Saved data entries
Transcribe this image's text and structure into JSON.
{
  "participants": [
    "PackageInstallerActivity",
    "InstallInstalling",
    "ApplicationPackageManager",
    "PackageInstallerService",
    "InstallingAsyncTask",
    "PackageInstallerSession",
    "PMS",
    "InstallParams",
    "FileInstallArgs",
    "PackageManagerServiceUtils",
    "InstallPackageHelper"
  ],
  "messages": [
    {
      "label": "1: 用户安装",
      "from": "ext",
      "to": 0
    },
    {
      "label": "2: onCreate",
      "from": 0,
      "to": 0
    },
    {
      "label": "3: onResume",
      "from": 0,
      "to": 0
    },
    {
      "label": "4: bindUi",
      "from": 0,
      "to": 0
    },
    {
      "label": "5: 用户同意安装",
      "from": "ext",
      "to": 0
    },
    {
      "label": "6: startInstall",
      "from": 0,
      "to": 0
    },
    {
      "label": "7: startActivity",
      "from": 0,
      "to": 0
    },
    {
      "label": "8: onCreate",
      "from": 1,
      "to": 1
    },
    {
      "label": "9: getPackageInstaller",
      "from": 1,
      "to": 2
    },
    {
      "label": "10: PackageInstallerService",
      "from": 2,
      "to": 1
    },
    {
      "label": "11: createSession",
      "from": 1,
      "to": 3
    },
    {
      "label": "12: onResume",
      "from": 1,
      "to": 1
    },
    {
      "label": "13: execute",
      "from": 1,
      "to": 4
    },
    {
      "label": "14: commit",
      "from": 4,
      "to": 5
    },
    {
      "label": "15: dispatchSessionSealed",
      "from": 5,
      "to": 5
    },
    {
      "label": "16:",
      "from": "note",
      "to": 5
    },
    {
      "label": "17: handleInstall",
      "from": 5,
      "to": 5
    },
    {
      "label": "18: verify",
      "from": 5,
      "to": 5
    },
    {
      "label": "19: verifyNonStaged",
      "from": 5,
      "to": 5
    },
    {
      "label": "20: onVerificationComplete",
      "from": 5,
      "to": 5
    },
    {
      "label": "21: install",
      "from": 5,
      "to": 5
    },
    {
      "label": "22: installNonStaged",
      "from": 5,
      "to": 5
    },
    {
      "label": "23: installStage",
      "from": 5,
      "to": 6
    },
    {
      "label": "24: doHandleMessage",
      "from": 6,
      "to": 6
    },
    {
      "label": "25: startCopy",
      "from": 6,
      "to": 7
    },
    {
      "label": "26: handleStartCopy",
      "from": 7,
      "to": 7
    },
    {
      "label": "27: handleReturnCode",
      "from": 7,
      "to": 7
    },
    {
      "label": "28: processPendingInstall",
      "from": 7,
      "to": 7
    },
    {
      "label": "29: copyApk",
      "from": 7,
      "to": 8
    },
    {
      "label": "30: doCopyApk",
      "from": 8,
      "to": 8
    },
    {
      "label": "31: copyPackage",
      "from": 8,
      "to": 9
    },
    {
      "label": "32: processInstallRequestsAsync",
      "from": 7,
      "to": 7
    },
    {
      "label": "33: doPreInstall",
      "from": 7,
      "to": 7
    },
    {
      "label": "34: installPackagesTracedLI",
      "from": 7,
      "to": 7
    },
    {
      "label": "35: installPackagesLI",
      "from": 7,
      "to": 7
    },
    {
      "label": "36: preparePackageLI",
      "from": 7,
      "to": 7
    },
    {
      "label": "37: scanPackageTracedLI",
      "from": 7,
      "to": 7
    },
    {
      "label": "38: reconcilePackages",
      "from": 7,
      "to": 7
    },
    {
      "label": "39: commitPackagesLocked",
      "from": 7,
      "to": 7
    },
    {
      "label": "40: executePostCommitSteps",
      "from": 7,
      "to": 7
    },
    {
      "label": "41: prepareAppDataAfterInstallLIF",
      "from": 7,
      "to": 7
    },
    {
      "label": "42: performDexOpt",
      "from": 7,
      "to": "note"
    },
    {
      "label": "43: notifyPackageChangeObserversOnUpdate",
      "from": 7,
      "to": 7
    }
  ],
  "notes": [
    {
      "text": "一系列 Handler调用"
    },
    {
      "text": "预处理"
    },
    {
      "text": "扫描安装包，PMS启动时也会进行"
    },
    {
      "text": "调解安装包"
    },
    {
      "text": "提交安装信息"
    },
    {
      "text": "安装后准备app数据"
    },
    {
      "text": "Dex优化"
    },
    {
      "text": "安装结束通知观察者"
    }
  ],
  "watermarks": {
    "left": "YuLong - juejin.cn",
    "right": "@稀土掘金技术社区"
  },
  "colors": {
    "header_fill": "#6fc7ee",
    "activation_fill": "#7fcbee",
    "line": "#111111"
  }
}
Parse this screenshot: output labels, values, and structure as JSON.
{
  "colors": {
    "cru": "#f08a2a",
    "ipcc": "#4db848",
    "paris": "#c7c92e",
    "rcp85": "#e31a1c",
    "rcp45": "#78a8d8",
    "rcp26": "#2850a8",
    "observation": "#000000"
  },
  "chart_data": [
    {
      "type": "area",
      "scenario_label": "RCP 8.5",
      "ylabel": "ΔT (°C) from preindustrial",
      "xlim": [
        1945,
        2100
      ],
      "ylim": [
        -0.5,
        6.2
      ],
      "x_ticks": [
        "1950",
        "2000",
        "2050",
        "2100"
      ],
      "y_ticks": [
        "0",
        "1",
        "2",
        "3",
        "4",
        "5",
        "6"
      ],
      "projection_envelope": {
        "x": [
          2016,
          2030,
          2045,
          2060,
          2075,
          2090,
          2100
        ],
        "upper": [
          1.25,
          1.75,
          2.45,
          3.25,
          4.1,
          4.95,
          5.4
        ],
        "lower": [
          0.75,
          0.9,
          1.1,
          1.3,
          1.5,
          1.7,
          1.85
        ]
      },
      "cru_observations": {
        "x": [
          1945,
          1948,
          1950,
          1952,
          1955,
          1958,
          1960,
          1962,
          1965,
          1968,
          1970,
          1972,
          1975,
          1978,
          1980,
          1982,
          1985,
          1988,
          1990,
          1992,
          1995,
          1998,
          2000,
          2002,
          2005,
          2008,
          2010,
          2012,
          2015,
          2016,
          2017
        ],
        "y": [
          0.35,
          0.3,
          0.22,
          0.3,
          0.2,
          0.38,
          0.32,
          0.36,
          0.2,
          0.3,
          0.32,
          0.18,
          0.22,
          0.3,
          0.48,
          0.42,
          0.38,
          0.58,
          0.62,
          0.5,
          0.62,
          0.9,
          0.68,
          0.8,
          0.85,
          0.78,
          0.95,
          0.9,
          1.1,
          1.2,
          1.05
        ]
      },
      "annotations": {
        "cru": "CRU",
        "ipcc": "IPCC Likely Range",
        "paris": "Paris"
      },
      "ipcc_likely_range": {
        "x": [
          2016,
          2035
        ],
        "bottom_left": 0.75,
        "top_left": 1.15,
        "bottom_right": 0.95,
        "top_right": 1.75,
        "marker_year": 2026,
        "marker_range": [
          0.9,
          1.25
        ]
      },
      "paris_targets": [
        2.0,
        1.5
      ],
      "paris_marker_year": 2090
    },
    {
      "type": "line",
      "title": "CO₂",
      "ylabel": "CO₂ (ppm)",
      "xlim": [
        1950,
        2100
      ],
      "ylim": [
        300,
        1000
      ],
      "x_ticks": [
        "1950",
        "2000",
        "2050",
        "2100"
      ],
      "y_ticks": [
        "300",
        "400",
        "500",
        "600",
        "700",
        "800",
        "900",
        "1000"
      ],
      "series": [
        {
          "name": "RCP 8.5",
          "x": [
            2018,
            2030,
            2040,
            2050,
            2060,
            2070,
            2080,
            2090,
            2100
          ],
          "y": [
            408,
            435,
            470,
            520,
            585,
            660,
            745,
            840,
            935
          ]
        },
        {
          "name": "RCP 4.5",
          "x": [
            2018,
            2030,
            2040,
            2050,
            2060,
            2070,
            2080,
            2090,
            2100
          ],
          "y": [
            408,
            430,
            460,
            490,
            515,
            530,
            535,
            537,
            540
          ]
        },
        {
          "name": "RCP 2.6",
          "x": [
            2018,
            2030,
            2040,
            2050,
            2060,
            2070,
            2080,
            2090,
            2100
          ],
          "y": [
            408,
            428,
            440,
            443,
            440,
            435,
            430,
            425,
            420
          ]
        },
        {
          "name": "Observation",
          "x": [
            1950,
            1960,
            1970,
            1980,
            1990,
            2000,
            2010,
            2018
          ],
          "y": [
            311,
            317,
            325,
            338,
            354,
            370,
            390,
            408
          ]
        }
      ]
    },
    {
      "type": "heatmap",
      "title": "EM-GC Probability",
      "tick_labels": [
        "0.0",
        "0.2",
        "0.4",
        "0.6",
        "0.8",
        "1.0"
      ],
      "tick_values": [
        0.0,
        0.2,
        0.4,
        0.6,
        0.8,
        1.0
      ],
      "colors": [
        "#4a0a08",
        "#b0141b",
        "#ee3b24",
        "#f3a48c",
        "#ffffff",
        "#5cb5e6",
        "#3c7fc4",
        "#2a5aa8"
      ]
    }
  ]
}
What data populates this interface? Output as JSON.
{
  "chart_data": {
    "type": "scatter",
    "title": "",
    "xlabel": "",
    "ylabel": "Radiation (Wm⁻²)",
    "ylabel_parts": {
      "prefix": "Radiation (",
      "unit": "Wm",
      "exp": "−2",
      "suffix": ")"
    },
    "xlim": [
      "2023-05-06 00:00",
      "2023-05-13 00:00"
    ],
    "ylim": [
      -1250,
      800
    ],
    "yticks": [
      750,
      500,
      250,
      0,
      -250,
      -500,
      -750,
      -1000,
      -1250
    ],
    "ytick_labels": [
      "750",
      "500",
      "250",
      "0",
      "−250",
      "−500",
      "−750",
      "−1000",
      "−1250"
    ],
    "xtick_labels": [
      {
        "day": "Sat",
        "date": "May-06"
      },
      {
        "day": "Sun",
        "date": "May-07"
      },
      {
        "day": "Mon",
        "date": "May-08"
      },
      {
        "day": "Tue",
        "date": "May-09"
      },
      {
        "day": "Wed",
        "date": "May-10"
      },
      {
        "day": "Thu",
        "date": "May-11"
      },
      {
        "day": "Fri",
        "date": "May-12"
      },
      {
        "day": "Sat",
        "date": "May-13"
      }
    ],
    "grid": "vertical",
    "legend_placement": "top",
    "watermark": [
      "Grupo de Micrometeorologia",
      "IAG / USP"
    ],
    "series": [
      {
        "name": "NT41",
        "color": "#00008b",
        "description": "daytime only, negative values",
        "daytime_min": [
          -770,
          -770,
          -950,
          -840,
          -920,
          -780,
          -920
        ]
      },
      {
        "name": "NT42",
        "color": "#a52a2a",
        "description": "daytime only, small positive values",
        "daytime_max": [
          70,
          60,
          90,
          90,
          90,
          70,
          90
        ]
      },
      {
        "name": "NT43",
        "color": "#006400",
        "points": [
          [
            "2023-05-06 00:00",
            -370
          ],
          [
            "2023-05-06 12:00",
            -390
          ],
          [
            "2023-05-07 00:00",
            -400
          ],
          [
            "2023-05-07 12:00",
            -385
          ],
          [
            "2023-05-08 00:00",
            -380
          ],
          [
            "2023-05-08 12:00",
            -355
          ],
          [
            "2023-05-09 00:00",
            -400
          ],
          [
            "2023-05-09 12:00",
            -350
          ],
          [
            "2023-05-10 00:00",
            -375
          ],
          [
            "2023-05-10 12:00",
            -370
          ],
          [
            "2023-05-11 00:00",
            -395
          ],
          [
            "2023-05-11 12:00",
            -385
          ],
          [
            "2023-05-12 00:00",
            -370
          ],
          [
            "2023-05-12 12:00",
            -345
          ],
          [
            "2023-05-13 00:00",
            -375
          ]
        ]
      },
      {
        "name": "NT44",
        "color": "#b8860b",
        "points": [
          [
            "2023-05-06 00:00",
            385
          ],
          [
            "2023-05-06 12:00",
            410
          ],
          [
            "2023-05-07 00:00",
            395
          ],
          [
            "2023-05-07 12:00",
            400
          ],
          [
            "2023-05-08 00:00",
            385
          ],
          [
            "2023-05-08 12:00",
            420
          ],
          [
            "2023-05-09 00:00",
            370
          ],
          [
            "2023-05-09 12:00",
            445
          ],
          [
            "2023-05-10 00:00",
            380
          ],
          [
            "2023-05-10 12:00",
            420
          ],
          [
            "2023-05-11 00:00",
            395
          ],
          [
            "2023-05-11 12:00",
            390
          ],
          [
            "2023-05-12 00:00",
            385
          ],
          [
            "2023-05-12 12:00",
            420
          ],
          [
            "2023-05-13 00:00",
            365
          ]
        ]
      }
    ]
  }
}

What the exercise asks
Copy out each line in the preceding records that contains "only".

Output of the exercise
        "description": "daytime only, negative values",
        "description": "daytime only, small positive values",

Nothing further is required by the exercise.